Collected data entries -
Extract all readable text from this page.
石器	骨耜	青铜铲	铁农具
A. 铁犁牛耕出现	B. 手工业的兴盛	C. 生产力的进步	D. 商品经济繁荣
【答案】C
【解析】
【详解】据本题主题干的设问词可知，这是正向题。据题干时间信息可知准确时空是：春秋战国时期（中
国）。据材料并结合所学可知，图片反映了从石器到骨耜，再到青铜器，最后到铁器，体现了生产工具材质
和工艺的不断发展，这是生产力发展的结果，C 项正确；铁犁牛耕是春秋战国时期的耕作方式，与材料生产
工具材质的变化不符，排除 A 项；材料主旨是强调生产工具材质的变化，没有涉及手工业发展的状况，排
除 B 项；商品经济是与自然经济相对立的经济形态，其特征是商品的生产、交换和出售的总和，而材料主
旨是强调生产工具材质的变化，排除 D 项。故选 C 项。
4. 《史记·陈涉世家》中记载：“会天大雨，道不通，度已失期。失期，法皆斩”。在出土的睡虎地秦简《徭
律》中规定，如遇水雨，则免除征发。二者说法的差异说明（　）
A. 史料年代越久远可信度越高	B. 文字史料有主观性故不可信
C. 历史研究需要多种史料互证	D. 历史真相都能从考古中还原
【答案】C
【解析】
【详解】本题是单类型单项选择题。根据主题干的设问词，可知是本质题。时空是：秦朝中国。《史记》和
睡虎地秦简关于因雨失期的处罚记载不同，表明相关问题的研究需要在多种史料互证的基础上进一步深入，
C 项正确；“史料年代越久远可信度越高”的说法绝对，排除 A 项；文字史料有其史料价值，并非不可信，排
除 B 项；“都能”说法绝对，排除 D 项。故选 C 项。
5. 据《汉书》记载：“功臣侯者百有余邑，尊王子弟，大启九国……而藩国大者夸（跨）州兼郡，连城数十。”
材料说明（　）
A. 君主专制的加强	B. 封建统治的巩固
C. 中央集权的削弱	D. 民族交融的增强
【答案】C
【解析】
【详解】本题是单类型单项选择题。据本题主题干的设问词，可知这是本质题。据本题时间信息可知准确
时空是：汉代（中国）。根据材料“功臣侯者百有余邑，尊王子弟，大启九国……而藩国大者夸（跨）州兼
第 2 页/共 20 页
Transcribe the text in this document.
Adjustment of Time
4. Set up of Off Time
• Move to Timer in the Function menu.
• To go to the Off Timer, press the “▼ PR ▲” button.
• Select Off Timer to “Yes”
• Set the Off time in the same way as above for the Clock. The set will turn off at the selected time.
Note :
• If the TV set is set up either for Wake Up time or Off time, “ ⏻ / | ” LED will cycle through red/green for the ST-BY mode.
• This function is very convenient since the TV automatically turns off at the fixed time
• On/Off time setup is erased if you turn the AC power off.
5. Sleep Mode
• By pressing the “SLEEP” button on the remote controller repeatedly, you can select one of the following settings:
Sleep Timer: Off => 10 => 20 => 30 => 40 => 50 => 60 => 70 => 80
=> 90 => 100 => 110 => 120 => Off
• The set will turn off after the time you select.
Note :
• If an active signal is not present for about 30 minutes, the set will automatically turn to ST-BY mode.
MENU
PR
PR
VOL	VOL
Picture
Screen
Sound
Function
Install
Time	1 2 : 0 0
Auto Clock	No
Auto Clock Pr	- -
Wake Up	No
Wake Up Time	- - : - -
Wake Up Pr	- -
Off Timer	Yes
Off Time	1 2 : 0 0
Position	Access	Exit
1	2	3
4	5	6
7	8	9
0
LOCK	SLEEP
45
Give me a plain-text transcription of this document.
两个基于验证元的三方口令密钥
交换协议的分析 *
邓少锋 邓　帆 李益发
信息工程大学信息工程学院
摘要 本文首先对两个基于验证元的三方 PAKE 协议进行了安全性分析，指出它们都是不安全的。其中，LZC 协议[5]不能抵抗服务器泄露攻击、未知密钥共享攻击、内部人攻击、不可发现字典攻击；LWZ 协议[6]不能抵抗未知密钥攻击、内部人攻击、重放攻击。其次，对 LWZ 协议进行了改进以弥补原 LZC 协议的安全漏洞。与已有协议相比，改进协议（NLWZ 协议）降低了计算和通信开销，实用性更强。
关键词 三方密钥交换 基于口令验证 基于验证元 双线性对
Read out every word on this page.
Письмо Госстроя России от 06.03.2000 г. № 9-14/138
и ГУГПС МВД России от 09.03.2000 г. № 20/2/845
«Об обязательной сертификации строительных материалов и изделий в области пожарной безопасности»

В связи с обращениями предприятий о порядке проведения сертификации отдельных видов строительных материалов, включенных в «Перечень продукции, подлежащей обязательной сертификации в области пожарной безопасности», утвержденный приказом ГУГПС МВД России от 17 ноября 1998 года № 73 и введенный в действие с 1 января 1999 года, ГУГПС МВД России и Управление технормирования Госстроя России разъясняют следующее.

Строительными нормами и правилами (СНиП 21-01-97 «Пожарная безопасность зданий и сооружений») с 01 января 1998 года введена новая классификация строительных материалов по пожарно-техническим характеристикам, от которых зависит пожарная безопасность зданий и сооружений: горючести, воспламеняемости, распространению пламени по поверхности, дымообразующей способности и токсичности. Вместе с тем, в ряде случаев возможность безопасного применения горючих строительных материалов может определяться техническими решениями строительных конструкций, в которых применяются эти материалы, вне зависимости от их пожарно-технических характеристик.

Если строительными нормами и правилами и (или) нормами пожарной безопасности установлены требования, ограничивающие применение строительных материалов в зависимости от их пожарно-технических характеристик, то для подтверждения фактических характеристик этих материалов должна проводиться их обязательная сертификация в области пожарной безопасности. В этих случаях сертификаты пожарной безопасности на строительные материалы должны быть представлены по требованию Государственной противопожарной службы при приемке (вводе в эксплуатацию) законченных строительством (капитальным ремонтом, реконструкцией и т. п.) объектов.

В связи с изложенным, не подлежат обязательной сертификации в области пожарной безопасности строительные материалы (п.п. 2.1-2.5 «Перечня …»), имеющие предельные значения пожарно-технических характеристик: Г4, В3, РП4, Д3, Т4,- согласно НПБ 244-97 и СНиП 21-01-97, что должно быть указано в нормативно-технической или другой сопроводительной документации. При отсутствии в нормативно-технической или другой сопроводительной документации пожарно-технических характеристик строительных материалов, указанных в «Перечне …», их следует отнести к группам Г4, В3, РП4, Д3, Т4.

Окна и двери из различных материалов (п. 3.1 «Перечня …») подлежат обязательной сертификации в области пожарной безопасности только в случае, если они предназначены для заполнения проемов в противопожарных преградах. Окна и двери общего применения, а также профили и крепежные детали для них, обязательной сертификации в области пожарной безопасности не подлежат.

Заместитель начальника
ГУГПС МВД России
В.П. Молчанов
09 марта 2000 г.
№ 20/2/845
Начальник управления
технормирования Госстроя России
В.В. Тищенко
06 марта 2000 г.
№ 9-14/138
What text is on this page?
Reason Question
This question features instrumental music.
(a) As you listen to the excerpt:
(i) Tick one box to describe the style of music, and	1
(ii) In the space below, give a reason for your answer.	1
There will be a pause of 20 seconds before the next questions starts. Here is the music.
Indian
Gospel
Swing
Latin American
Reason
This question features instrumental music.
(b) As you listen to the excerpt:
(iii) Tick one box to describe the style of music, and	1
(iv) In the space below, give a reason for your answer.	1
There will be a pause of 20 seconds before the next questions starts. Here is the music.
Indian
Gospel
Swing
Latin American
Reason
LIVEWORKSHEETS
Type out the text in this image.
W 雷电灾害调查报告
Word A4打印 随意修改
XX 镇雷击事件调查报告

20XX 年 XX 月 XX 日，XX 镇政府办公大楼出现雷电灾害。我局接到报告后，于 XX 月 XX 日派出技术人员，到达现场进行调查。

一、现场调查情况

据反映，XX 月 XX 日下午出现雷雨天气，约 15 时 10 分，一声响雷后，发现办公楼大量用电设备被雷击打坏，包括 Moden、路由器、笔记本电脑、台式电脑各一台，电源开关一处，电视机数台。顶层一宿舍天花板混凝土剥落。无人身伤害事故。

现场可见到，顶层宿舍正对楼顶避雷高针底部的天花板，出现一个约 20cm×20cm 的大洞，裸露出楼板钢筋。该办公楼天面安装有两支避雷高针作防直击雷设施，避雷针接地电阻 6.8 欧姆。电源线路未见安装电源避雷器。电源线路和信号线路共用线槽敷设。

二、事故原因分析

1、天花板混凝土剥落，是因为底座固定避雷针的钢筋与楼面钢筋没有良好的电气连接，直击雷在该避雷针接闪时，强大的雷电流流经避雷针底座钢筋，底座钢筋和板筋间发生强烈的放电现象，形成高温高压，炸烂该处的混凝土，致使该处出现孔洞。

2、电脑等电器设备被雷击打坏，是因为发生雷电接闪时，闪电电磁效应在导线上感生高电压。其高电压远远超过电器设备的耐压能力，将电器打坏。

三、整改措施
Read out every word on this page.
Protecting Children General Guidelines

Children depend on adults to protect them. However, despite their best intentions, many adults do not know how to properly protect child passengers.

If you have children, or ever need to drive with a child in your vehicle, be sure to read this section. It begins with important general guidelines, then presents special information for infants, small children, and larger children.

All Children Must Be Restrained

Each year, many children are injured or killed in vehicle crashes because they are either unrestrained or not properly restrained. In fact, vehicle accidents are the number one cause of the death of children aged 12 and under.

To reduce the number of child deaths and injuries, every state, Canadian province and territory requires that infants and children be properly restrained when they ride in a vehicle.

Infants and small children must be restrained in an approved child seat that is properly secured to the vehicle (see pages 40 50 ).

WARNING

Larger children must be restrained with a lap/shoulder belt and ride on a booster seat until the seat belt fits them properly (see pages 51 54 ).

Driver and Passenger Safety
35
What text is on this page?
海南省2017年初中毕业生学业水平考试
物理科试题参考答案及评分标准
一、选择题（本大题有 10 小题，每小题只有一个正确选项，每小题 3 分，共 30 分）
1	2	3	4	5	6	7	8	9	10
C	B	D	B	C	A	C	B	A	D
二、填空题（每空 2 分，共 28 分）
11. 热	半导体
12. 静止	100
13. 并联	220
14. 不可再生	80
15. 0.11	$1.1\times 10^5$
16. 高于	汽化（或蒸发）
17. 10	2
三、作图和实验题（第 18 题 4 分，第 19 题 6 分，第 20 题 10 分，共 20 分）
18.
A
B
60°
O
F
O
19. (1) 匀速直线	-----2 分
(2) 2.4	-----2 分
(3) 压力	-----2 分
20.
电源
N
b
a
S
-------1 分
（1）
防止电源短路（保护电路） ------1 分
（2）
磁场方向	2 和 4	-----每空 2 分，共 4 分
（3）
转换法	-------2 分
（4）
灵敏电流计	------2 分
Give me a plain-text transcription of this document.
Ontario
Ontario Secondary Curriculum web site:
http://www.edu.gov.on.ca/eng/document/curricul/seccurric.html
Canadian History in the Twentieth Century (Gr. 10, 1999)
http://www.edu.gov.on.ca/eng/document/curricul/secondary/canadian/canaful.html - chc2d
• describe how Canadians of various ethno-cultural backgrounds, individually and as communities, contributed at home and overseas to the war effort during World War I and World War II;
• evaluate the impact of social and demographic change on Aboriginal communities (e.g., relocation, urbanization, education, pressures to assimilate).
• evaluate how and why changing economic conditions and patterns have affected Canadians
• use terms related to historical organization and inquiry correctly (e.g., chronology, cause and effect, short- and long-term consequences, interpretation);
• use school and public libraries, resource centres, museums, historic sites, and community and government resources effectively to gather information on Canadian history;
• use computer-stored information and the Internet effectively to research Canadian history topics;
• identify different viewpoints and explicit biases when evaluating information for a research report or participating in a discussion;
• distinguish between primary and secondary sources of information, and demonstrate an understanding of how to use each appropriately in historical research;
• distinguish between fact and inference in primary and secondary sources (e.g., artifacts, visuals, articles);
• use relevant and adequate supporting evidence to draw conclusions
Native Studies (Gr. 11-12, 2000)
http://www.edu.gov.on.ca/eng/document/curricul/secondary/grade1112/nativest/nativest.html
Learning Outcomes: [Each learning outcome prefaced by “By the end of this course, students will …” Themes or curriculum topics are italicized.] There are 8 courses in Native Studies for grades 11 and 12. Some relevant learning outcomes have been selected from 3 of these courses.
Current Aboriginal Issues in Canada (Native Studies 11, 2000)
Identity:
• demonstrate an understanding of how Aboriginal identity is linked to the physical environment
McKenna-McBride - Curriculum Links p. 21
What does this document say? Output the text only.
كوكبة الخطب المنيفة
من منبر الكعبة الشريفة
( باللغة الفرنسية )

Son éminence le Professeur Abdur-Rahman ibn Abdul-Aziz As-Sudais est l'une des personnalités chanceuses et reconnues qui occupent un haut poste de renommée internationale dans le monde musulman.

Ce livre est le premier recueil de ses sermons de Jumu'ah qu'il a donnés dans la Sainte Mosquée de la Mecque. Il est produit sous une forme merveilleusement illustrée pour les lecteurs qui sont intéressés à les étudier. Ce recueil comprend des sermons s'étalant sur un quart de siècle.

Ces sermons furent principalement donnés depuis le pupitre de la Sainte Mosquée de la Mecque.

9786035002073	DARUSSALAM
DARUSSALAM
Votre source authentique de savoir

WORK TO BE COMPLETED - From the data above, show each line that contains "Studies".

EXERCISE OUTPUT -
Native Studies (Gr. 11-12, 2000)
Learning Outcomes: [Each learning outcome prefaced by “By the end of this course, students will …” Themes or curriculum topics are italicized.] There are 8 courses in Native Studies for grades 11 and 12. Some relevant learning outcomes have been selected from 3 of these courses.
Current Aboriginal Issues in Canada (Native Studies 11, 2000)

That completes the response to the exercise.